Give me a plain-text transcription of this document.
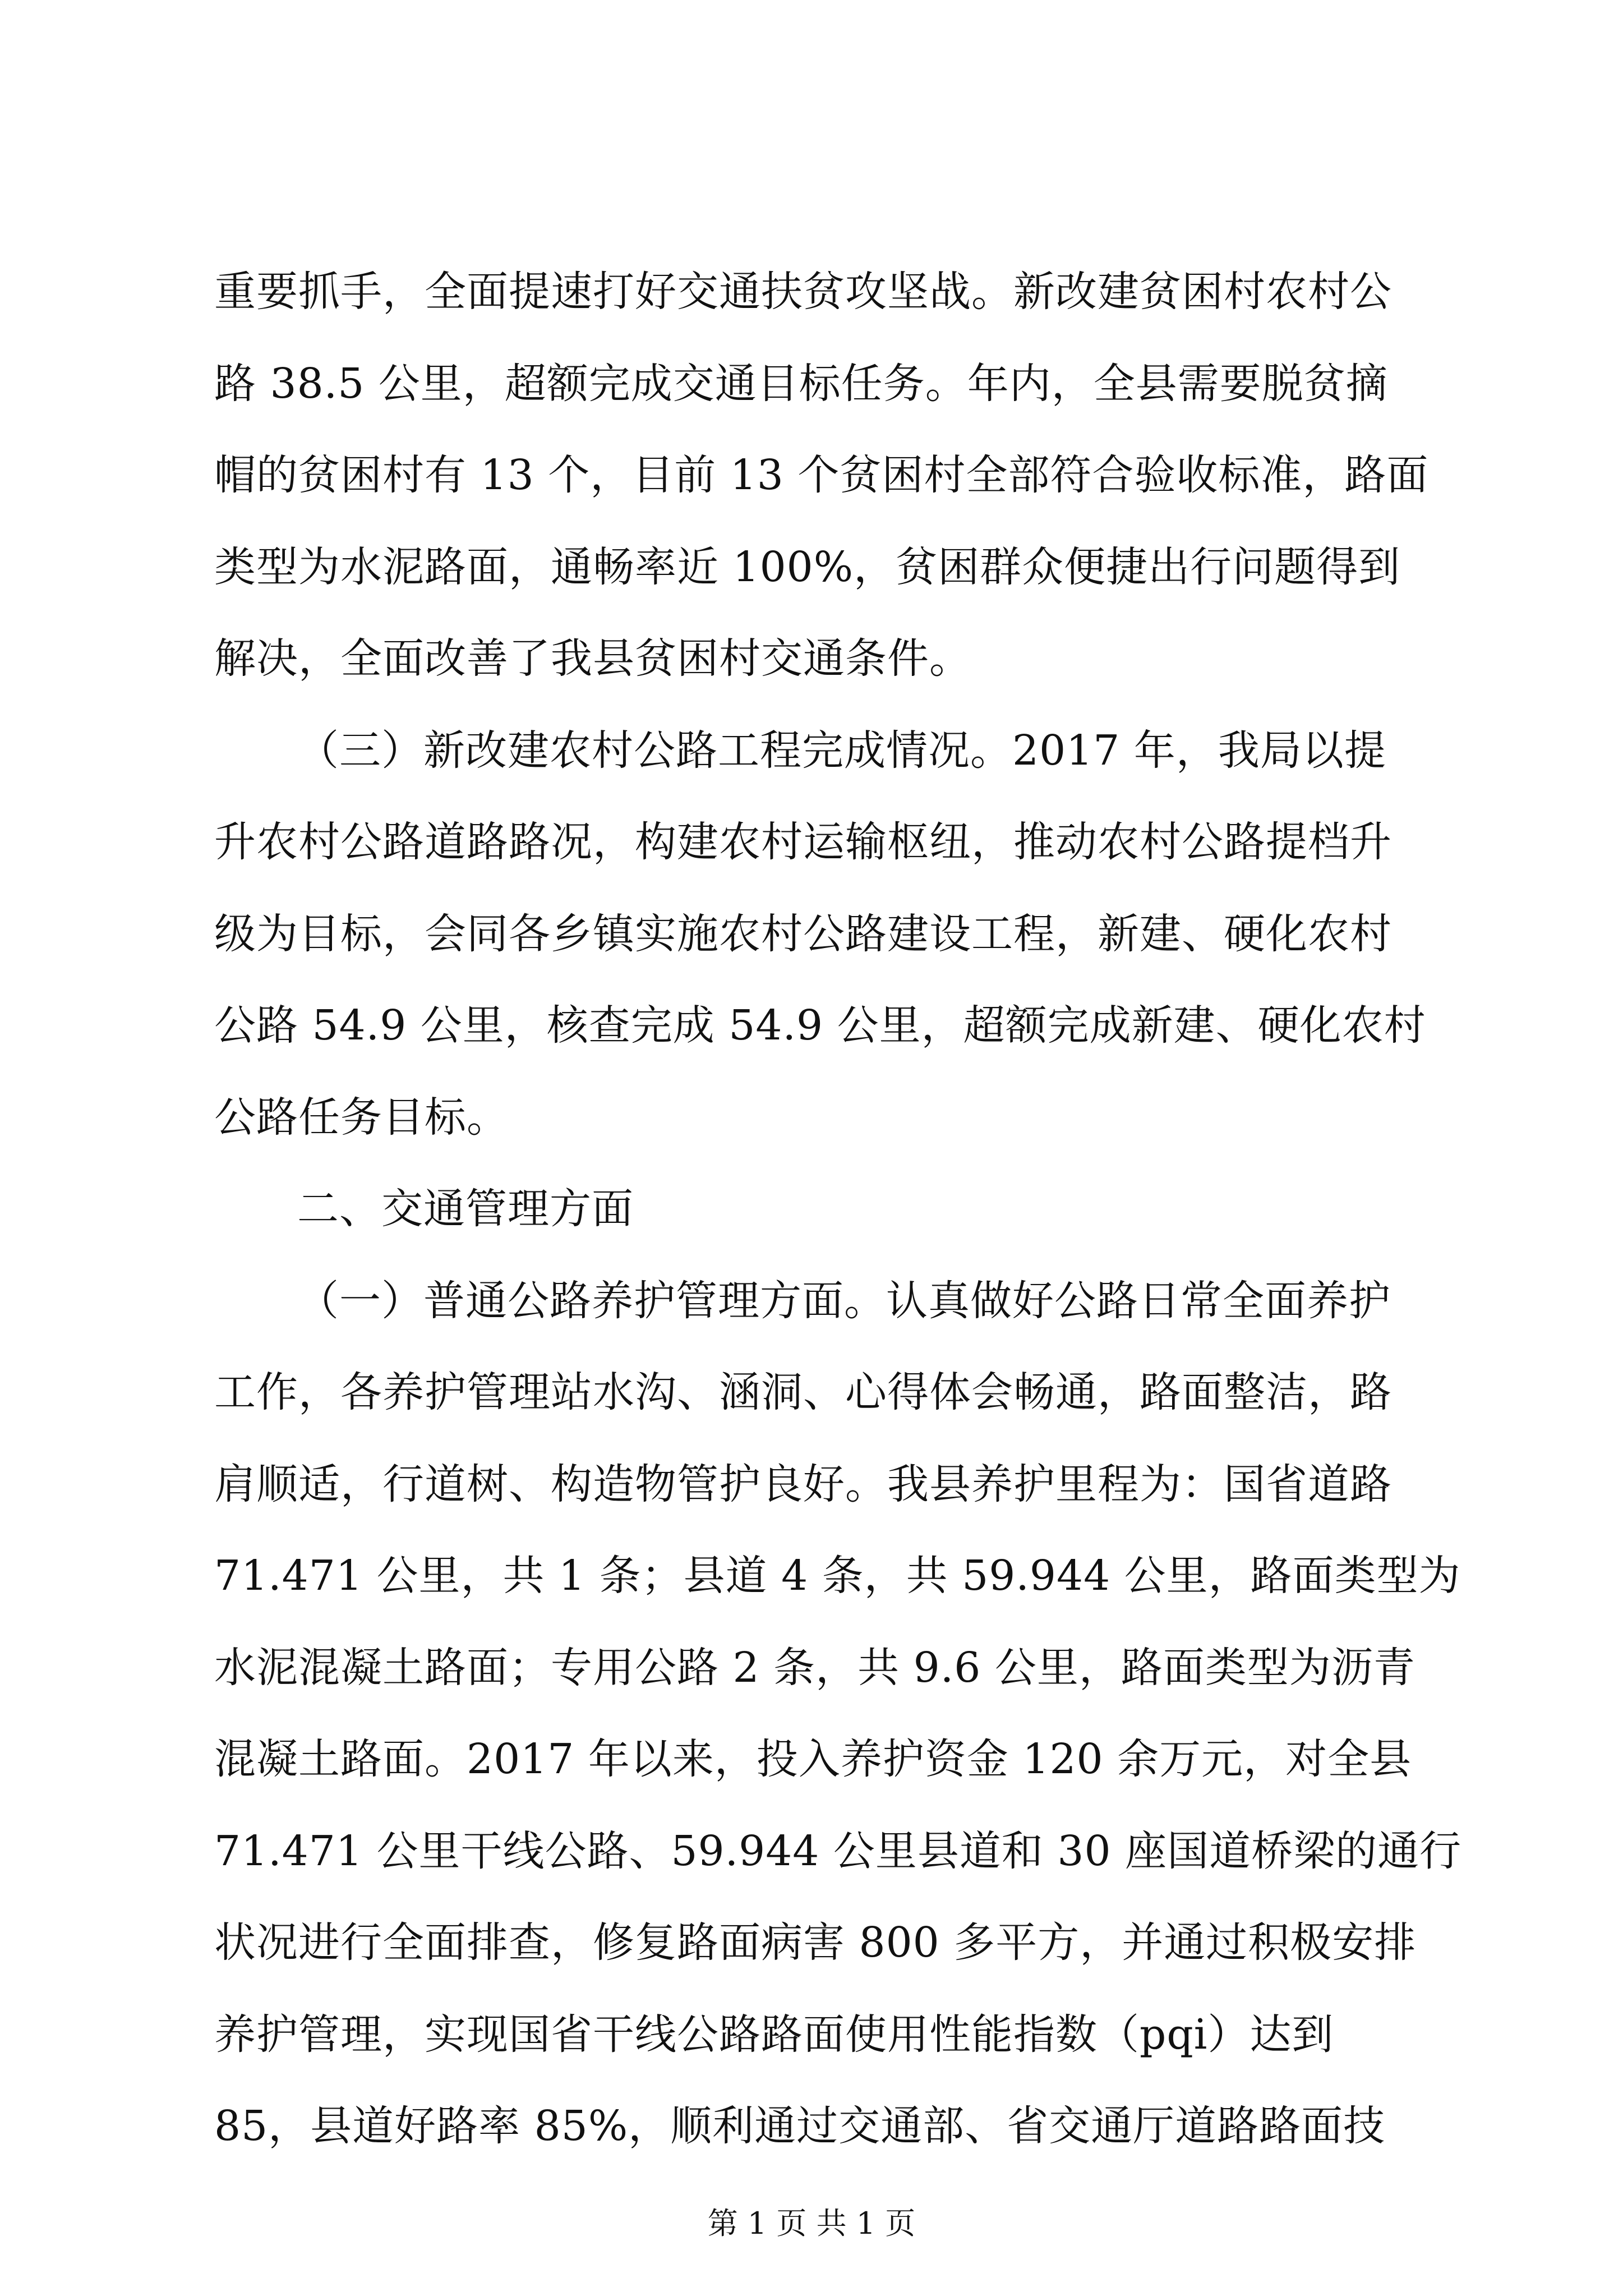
重要抓手，全面提速打好交通扶贫攻坚战。新改建贫困村农村公
路 38.5 公里，超额完成交通目标任务。年内，全县需要脱贫摘
帽的贫困村有 13 个，目前 13 个贫困村全部符合验收标准，路面
类型为水泥路面，通畅率近 100%，贫困群众便捷出行问题得到
解决，全面改善了我县贫困村交通条件。
（三）新改建农村公路工程完成情况。2017 年，我局以提
升农村公路道路路况，构建农村运输枢纽，推动农村公路提档升
级为目标，会同各乡镇实施农村公路建设工程，新建、硬化农村
公路 54.9 公里，核查完成 54.9 公里，超额完成新建、硬化农村
公路任务目标。
二、交通管理方面
（一）普通公路养护管理方面。认真做好公路日常全面养护
工作，各养护管理站水沟、涵洞、心得体会畅通，路面整洁，路
肩顺适，行道树、构造物管护良好。我县养护里程为：国省道路
71.471 公里，共 1 条；县道 4 条，共 59.944 公里，路面类型为
水泥混凝土路面；专用公路 2 条，共 9.6 公里，路面类型为沥青
混凝土路面。2017 年以来，投入养护资金 120 余万元，对全县
71.471 公里干线公路、59.944 公里县道和 30 座国道桥梁的通行
状况进行全面排查，修复路面病害 800 多平方，并通过积极安排
养护管理，实现国省干线公路路面使用性能指数（pqi）达到
第 1 页 共 1 页
85，县道好路率 85%，顺利通过交通部、省交通厅道路路面技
────────────────────────────────────────
> [WRITTEN INSTRUCTION] Write the full listing out again with every line unchanged, but include no pictures.

> [ANSWER TO THIS EXERCISE]
Give me a plain-text transcription of this document.
重要抓手，全面提速打好交通扶贫攻坚战。新改建贫困村农村公
路 38.5 公里，超额完成交通目标任务。年内，全县需要脱贫摘
帽的贫困村有 13 个，目前 13 个贫困村全部符合验收标准，路面
类型为水泥路面，通畅率近 100%，贫困群众便捷出行问题得到
解决，全面改善了我县贫困村交通条件。
（三）新改建农村公路工程完成情况。2017 年，我局以提
升农村公路道路路况，构建农村运输枢纽，推动农村公路提档升
级为目标，会同各乡镇实施农村公路建设工程，新建、硬化农村
公路 54.9 公里，核查完成 54.9 公里，超额完成新建、硬化农村
公路任务目标。
二、交通管理方面
（一）普通公路养护管理方面。认真做好公路日常全面养护
工作，各养护管理站水沟、涵洞、心得体会畅通，路面整洁，路
肩顺适，行道树、构造物管护良好。我县养护里程为：国省道路
71.471 公里，共 1 条；县道 4 条，共 59.944 公里，路面类型为
水泥混凝土路面；专用公路 2 条，共 9.6 公里，路面类型为沥青
混凝土路面。2017 年以来，投入养护资金 120 余万元，对全县
71.471 公里干线公路、59.944 公里县道和 30 座国道桥梁的通行
状况进行全面排查，修复路面病害 800 多平方，并通过积极安排
养护管理，实现国省干线公路路面使用性能指数（pqi）达到
第 1 页 共 1 页
85，县道好路率 85%，顺利通过交通部、省交通厅道路路面技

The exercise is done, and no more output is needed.